Stated problem:
Copy each line that holds "pieces".

>>>

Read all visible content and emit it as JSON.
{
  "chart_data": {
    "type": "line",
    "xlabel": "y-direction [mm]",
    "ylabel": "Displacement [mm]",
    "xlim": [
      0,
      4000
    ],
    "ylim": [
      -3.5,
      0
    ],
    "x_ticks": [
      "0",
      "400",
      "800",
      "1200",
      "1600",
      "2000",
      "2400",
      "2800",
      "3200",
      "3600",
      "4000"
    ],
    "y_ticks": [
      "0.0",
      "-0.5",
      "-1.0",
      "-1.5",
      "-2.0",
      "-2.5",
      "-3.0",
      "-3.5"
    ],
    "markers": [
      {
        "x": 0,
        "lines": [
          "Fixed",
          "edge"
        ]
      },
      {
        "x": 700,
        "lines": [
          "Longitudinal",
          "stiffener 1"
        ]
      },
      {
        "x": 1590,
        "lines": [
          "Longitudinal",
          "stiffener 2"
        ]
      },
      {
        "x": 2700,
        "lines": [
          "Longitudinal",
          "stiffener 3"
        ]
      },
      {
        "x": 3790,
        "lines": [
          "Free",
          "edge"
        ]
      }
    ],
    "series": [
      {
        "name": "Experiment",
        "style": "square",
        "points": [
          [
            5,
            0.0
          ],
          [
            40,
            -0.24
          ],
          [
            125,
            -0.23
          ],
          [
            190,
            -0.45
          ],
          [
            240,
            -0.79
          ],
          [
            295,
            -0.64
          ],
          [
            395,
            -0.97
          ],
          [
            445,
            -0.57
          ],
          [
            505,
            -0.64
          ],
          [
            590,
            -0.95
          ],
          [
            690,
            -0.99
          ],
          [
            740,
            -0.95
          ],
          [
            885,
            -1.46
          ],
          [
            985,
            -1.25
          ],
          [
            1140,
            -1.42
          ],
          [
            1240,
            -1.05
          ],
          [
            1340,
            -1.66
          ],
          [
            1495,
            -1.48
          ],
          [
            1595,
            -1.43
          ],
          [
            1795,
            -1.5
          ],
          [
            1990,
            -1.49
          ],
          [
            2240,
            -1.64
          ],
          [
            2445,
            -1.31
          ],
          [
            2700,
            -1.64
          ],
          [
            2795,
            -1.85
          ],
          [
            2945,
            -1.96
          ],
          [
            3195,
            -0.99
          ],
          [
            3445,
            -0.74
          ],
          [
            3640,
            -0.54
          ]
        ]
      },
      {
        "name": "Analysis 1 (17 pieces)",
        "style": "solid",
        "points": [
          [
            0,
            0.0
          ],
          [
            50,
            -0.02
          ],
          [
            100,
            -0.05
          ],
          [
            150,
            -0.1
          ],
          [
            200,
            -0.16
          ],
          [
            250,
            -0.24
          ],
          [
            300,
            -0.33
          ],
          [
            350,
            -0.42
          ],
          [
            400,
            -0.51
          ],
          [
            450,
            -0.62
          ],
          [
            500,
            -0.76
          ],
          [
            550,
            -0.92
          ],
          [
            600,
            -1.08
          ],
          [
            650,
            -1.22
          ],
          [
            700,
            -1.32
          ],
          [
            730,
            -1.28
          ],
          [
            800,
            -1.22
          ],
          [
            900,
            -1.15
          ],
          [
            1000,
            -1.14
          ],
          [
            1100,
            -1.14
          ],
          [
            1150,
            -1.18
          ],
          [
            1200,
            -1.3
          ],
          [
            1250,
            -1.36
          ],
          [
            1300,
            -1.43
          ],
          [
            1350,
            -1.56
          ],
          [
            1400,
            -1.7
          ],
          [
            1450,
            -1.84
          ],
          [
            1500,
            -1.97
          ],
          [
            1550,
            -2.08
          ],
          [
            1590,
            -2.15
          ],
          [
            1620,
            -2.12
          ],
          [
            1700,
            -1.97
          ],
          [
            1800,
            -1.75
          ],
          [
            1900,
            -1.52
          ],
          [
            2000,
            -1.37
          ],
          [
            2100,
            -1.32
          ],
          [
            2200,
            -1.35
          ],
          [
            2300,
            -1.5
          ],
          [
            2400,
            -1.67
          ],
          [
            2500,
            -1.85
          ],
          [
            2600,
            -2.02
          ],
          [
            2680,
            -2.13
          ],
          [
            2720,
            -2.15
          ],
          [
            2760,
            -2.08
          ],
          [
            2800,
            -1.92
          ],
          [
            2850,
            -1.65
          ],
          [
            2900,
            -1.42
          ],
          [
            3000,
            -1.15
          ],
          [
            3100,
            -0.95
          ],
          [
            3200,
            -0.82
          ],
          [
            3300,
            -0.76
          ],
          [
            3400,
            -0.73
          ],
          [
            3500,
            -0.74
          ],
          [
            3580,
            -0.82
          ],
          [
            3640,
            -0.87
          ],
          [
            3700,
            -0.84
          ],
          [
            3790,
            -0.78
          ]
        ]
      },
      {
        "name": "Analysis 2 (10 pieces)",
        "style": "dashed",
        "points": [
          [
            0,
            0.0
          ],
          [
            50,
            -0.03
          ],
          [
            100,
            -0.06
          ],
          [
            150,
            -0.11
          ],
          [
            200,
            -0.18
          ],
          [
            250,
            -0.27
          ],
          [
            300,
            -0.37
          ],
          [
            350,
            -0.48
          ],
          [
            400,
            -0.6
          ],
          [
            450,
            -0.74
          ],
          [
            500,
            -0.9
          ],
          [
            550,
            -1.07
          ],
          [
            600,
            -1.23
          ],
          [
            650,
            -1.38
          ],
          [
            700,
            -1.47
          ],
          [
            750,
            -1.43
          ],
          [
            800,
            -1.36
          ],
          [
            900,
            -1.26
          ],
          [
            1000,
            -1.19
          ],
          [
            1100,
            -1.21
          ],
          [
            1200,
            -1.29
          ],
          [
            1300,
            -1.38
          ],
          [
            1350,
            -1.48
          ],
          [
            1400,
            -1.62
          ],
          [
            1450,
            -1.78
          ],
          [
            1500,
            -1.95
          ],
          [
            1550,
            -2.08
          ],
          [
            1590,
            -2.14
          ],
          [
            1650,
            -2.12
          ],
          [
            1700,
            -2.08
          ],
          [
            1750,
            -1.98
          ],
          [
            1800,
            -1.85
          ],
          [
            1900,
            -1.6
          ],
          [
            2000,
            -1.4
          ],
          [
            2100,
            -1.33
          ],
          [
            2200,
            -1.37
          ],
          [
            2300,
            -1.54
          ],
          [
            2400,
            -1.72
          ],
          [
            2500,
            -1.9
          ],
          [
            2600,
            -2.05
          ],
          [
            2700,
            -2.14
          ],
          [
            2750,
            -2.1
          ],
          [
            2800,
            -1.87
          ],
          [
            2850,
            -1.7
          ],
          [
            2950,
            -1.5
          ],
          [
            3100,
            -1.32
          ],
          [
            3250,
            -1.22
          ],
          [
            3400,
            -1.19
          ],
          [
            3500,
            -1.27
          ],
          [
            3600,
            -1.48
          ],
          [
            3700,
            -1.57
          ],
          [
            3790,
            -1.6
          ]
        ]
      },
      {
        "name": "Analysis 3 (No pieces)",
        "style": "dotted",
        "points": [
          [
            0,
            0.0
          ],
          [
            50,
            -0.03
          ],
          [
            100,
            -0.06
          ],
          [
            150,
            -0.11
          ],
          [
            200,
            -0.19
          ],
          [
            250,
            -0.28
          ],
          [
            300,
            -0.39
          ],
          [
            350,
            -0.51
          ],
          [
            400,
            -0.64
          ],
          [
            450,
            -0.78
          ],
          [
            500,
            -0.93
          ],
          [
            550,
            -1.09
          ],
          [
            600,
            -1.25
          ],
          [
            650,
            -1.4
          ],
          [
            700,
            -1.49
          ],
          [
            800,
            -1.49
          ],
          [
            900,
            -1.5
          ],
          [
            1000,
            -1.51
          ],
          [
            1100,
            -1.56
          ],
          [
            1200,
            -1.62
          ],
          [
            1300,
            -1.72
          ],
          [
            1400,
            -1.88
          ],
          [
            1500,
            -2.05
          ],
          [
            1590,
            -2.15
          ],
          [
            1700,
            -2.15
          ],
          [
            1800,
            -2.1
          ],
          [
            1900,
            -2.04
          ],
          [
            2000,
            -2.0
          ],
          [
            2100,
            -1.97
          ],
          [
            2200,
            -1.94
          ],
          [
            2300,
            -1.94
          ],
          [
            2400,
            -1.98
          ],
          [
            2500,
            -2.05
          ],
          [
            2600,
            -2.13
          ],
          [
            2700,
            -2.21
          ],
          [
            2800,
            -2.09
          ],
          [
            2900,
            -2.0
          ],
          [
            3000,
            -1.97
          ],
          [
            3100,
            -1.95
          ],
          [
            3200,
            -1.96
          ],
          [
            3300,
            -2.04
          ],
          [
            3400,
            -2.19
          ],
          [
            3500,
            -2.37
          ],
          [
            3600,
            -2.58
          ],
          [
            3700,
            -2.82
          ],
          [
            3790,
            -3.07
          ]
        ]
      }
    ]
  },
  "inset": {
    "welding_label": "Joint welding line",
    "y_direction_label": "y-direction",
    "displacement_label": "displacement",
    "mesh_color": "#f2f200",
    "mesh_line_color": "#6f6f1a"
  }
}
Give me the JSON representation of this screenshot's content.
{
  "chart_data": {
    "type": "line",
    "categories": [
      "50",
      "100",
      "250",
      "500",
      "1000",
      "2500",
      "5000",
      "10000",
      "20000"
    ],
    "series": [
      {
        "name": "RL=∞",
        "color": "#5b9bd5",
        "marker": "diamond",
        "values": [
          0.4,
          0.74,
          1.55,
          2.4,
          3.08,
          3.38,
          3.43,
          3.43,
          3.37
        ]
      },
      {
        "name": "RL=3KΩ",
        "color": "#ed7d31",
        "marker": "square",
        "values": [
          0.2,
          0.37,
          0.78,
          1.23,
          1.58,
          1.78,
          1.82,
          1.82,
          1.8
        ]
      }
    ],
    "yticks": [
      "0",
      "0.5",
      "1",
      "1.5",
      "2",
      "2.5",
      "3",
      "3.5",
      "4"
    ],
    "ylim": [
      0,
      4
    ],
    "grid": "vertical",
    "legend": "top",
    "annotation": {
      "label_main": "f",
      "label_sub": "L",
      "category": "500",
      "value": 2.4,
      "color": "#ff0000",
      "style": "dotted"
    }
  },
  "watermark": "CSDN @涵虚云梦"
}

<<<

Finished answer:
        "name": "Analysis 1 (17 pieces)",
        "name": "Analysis 2 (10 pieces)",
        "name": "Analysis 3 (No pieces)",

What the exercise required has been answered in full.